▸ What you need to do
Copy the data below exactly, omitting any picture it contains.

▸ Records provided
— BEGIN —

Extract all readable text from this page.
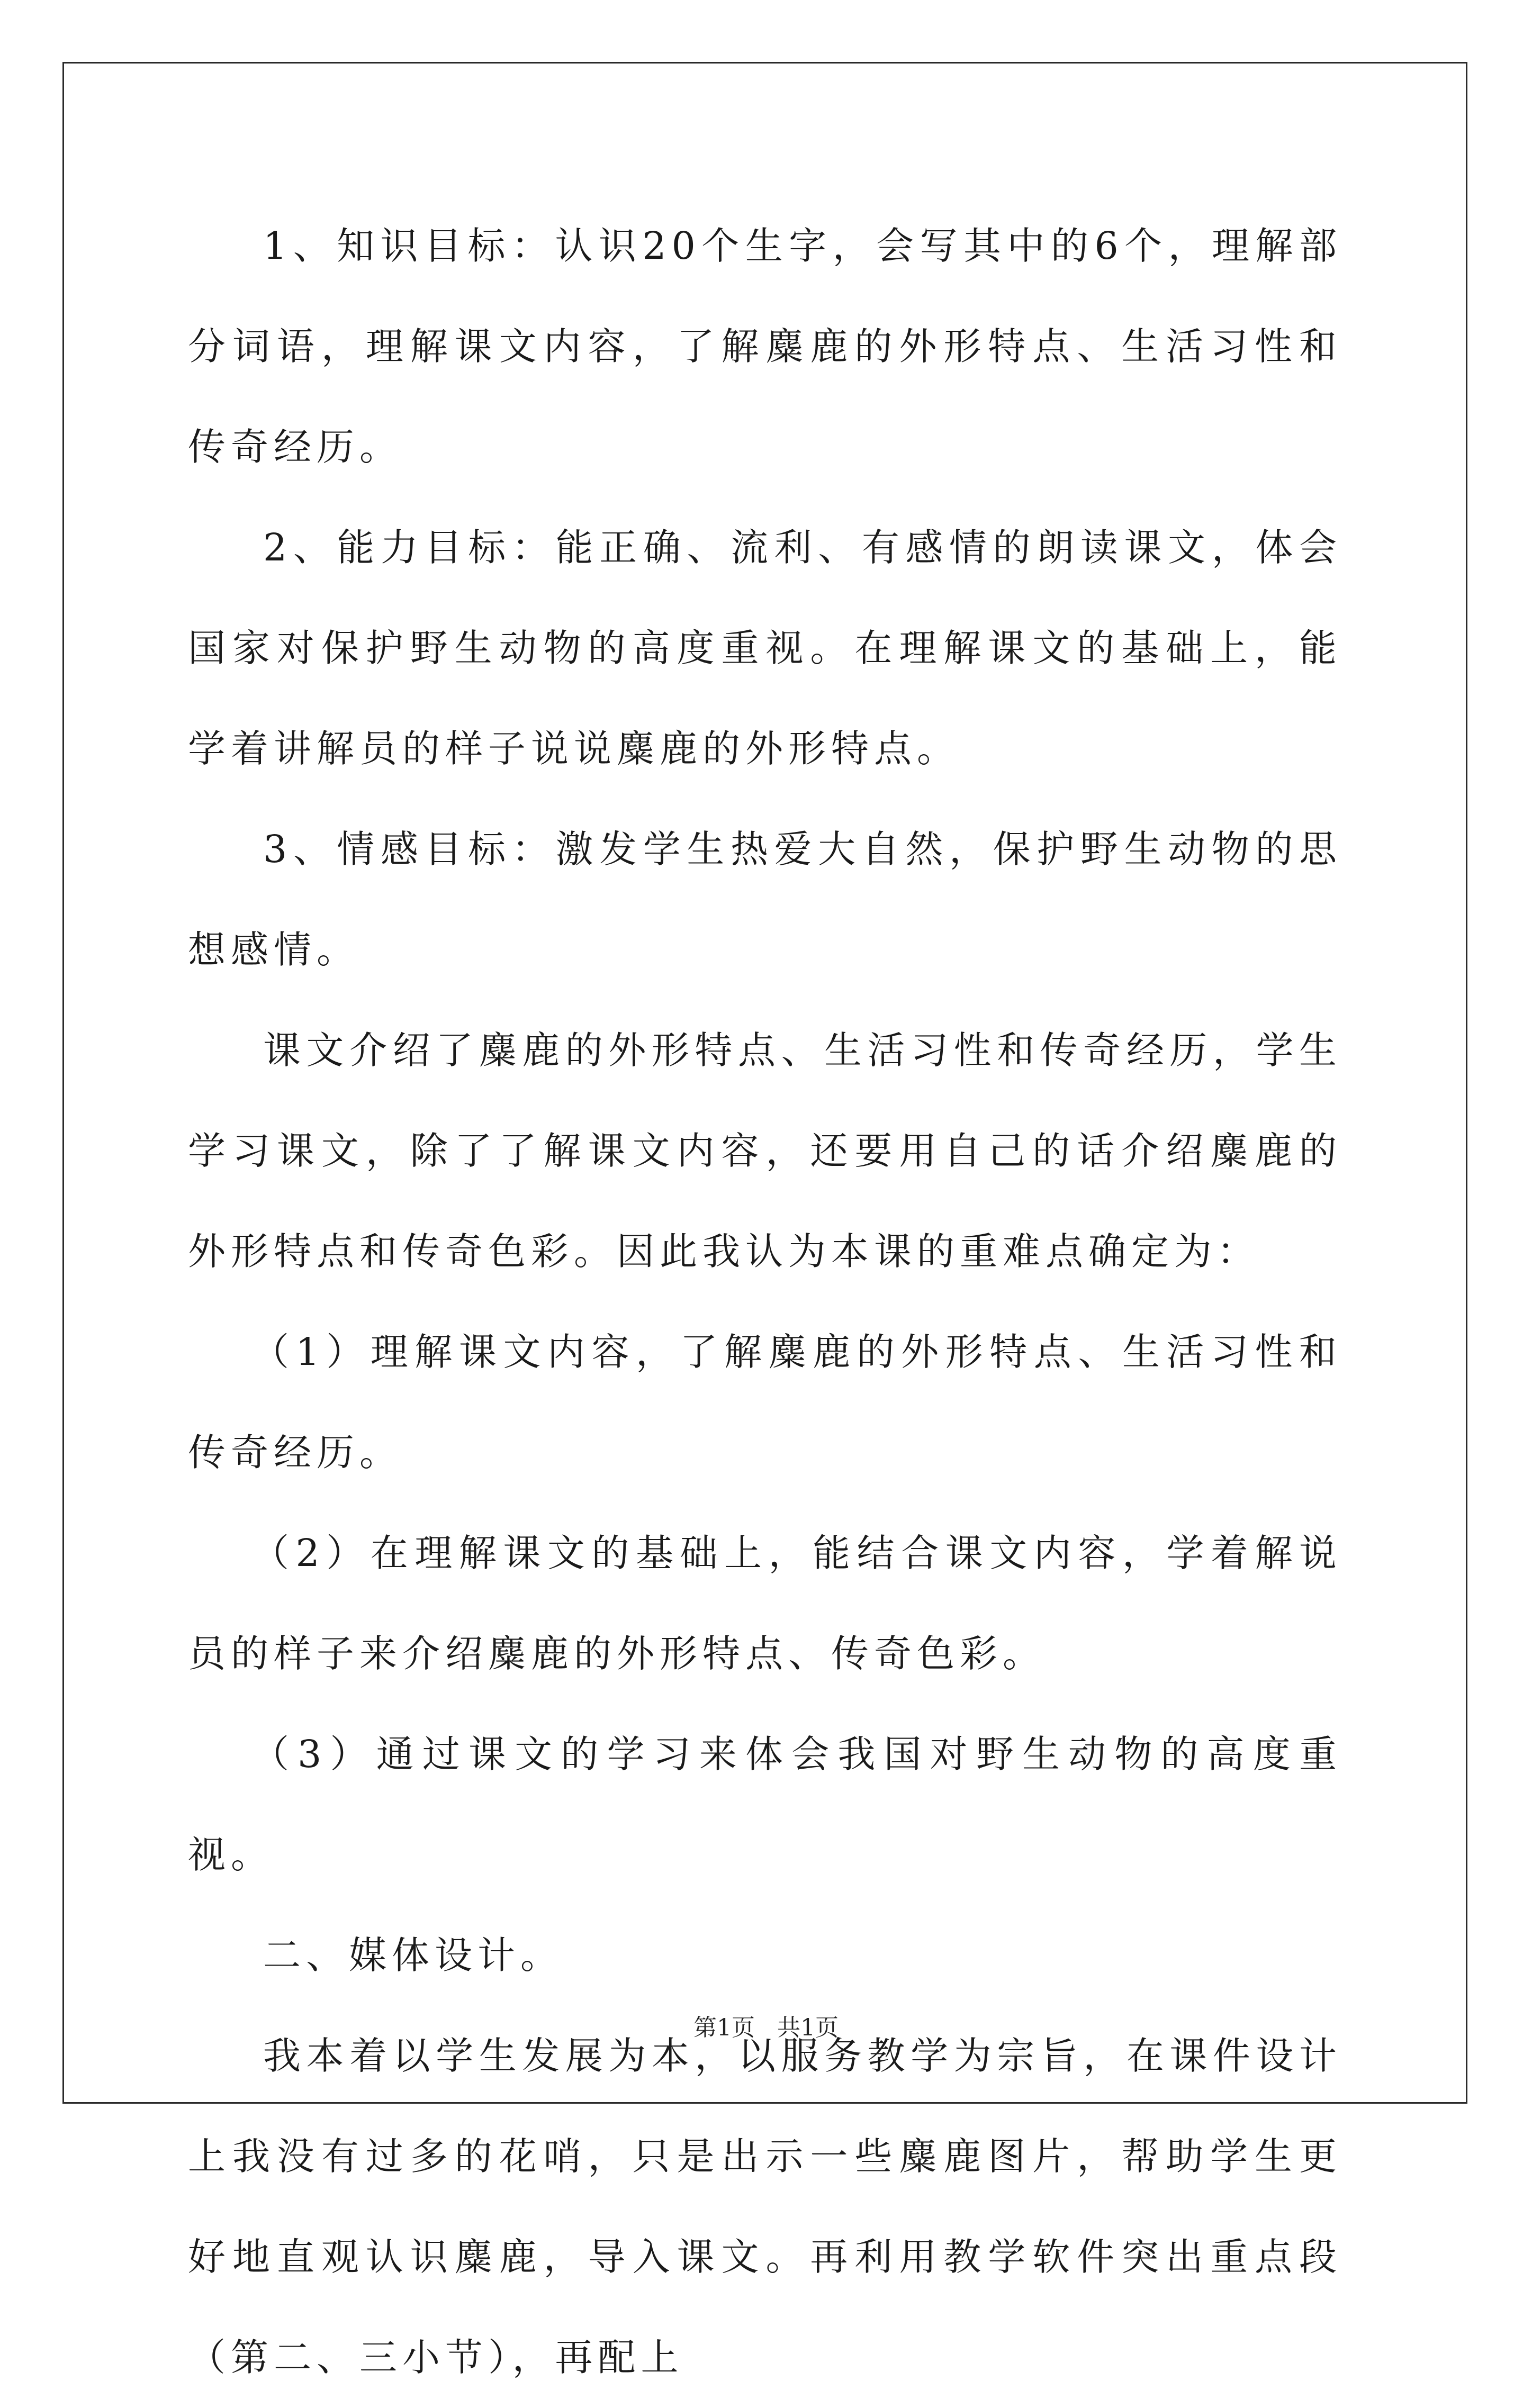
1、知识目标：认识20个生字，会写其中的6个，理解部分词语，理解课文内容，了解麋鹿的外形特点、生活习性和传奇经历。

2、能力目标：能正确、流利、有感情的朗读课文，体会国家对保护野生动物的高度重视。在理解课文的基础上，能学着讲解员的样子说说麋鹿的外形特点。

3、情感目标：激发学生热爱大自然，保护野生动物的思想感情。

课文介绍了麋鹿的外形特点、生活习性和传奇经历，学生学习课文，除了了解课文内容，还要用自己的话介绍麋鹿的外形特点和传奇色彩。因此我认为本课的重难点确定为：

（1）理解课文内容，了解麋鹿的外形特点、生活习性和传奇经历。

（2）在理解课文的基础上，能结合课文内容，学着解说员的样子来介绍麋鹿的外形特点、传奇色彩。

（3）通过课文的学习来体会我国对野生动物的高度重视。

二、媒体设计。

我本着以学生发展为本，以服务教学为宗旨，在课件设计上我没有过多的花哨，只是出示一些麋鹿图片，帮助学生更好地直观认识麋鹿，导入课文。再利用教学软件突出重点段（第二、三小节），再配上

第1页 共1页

— END —

▸ The reply
Extract all readable text from this page.
1、知识目标：认识20个生字，会写其中的6个，理解部分词语，理解课文内容，了解麋鹿的外形特点、生活习性和传奇经历。

2、能力目标：能正确、流利、有感情的朗读课文，体会国家对保护野生动物的高度重视。在理解课文的基础上，能学着讲解员的样子说说麋鹿的外形特点。

3、情感目标：激发学生热爱大自然，保护野生动物的思想感情。

课文介绍了麋鹿的外形特点、生活习性和传奇经历，学生学习课文，除了了解课文内容，还要用自己的话介绍麋鹿的外形特点和传奇色彩。因此我认为本课的重难点确定为：

（1）理解课文内容，了解麋鹿的外形特点、生活习性和传奇经历。

（2）在理解课文的基础上，能结合课文内容，学着解说员的样子来介绍麋鹿的外形特点、传奇色彩。

（3）通过课文的学习来体会我国对野生动物的高度重视。

二、媒体设计。

我本着以学生发展为本，以服务教学为宗旨，在课件设计上我没有过多的花哨，只是出示一些麋鹿图片，帮助学生更好地直观认识麋鹿，导入课文。再利用教学软件突出重点段（第二、三小节），再配上

第1页 共1页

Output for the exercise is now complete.